SOURCE DOCUMENT:
We further tested for the spatial gradient of the crossmodal learning effect. As illustrated in Fig. 2b and conformed by a main effect of vertical location, F(2, 22) = 8.1, P = 0.002, auditory-guided changes in visual discrimination (absolute difference in learning between L+ and L− separate for each trained direction and vertical level) was only observed at locations overlapping with the sound source (A) with no effect at locations that were at the same 16° eccentricity but 6° above or below (P, D). As mentioned above, we were further interested in whether voluntary attention during training had an effect on crossmodal learning. Therefore, we compared the crossmodal learning effect for directions paired with sounds at the attended location (Dir-L+) and directions paired with sounds at the ignored side (Dir-L−). A within-subject ANOVA indicated no difference (P = 0.721) between these two directions. Eye movements (proportion of not fixated trials) did not differ (P > 0.1) across aperture locations or across motion directions.

It may be argued that the sharp spatial gradient of our crossmodal learning effects result from intrinsic properties of the horizontal meridian of the visual cortex. Therefore, we compared unimodal learning effects on distractor directions (Fig. (Fig.2c,2c, ,3).3). Observers identified these distractor directions (Dir-D1/2) more correctly, F(1, 11) = 7.1, P = 0.022, and faster, F(1, 11) = 15.8, P = 0.002, at the post-test than at the pre-test. This learning effect was observed at all vertical aperture locations with no difference between left or right apertures. No differences across conditions were observed on eye movements.

PROVIDED INFORMATION:
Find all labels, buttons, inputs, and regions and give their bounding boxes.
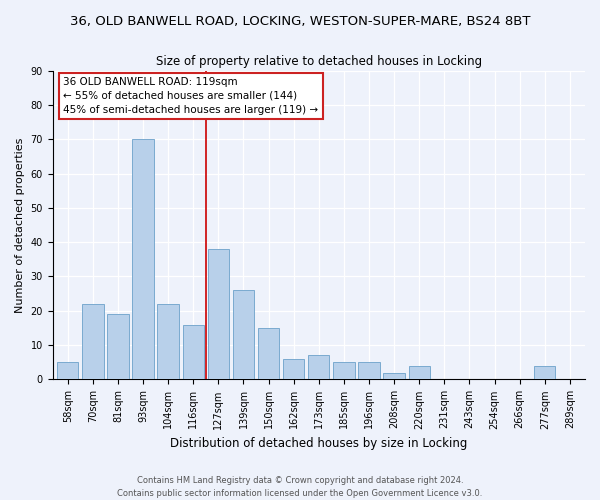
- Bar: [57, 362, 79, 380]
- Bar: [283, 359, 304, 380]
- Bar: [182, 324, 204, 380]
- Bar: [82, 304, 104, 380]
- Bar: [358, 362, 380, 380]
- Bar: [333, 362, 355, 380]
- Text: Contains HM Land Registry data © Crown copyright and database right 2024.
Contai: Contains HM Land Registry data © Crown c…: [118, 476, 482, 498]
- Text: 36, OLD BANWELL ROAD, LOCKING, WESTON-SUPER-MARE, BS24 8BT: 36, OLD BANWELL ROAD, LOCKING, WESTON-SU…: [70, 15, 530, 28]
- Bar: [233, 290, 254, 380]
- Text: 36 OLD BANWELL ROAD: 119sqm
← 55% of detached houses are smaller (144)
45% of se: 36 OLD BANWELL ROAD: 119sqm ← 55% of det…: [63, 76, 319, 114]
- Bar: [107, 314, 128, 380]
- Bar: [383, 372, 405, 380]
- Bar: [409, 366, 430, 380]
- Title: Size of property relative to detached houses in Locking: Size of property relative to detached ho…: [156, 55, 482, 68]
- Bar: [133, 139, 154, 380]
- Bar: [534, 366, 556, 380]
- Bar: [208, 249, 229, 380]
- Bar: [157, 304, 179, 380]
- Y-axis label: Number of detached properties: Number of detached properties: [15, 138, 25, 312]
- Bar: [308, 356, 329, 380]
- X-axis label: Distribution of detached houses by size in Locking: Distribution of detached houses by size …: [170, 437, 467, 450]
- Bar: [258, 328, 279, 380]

EXERCISE DESCRIPTION: In two sentences, summarize the crossmodal learning text above.

WRITTEN ANSWER: Auditory-guided changes in visual discrimination appeared only at locations overlapping the sound source, not at locations at the same 16° eccentricity but 6° above or below, and voluntary attention during training did not change the crossmodal learning effect (P = 0.721). Unimodal learning on distractor directions, by contrast, made observers more correct and faster at the post-test than at the pre-test at all vertical aperture locations, with no difference between left and right apertures and no differences in eye movements across conditions.